# START OF Given data
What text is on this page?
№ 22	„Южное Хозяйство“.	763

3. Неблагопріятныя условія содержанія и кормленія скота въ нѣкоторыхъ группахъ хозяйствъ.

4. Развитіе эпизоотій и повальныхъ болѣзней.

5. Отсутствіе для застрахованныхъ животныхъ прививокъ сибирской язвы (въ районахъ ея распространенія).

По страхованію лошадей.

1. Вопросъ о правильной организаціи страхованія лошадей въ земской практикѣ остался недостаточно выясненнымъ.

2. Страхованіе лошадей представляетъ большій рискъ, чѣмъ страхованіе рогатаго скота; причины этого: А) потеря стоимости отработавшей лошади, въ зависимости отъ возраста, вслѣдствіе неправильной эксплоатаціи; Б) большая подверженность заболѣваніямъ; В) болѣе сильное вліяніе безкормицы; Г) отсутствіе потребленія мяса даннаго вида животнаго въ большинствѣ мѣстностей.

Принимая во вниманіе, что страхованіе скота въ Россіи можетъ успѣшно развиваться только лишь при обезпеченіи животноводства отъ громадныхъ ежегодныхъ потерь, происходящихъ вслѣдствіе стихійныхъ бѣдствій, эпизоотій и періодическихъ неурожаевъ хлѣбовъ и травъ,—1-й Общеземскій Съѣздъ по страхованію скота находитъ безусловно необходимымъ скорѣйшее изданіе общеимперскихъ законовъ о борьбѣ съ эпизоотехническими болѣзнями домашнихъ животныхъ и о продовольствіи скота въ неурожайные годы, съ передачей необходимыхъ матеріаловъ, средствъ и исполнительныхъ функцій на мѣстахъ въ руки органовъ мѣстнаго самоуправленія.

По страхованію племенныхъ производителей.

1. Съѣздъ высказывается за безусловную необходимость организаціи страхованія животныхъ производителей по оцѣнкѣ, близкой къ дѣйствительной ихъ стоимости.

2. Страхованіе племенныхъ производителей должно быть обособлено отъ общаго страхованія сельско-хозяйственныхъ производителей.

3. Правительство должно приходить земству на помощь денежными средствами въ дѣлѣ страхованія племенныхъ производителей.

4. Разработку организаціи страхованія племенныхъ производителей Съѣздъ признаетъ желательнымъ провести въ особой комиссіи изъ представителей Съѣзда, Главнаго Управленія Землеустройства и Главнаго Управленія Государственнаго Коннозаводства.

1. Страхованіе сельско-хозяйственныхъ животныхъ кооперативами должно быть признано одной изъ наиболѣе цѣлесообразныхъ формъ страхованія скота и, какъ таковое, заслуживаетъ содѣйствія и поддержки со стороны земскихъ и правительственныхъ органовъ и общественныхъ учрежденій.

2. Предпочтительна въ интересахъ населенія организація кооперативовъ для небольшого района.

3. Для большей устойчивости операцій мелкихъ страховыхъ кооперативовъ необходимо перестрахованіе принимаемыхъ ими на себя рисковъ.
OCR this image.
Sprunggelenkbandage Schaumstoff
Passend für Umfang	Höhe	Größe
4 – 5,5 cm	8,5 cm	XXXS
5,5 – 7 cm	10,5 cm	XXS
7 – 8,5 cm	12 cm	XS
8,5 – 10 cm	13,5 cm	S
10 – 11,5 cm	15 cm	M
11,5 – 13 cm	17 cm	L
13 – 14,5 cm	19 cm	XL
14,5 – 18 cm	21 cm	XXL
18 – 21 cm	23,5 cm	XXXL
# END OF Given data
_Exercise brief:_
Only a number is expected here: the count of lines in the listing that hold the string "хозяйственныхъ".

_Result for this task:_
2